■ WHAT TO PRODUCE
Write only the number of lines in the records beneath that hold "QUESTIONS".

■ PROVIDED MATERIAL
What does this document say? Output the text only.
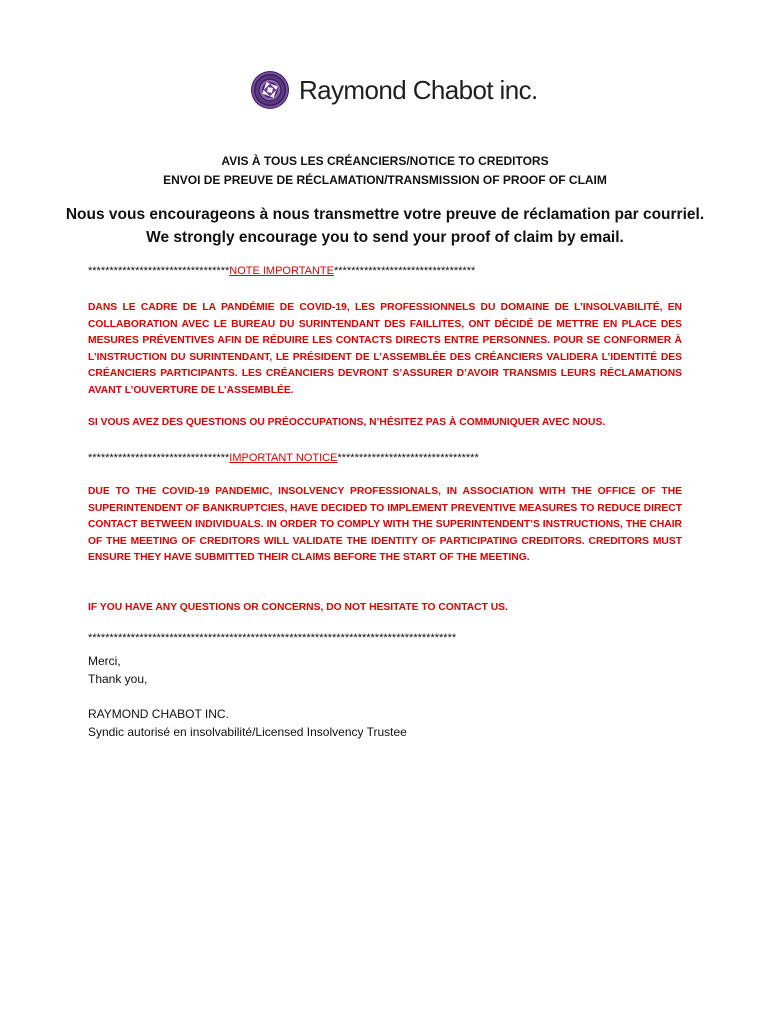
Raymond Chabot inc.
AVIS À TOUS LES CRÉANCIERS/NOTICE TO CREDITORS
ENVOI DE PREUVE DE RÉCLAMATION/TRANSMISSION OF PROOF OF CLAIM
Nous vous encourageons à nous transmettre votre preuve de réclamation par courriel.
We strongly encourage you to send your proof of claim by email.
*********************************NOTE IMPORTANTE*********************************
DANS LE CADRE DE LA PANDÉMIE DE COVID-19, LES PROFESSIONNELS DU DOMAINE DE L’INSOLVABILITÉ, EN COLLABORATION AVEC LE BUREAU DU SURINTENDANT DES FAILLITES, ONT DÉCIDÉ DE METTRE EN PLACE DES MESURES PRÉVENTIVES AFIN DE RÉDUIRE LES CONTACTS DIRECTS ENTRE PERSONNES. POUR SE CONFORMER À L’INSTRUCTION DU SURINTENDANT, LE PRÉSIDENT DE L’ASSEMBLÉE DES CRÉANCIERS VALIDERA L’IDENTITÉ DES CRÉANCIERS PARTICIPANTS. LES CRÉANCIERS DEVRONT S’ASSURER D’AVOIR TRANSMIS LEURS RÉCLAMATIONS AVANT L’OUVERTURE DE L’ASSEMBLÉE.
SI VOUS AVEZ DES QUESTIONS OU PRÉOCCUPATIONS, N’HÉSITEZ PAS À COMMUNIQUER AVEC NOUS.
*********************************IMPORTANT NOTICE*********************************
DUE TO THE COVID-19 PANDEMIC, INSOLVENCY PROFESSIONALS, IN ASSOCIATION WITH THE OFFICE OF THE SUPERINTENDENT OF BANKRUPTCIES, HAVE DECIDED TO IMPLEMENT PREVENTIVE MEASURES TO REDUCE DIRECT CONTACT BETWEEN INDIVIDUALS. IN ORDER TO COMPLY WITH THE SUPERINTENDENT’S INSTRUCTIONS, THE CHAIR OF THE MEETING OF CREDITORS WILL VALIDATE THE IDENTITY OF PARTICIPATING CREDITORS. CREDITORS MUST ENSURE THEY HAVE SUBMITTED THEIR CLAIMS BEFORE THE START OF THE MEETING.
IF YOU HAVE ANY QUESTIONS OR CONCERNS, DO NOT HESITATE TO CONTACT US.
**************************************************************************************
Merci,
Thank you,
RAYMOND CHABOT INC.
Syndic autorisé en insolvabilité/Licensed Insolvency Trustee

■ WRITTEN RESPONSE
2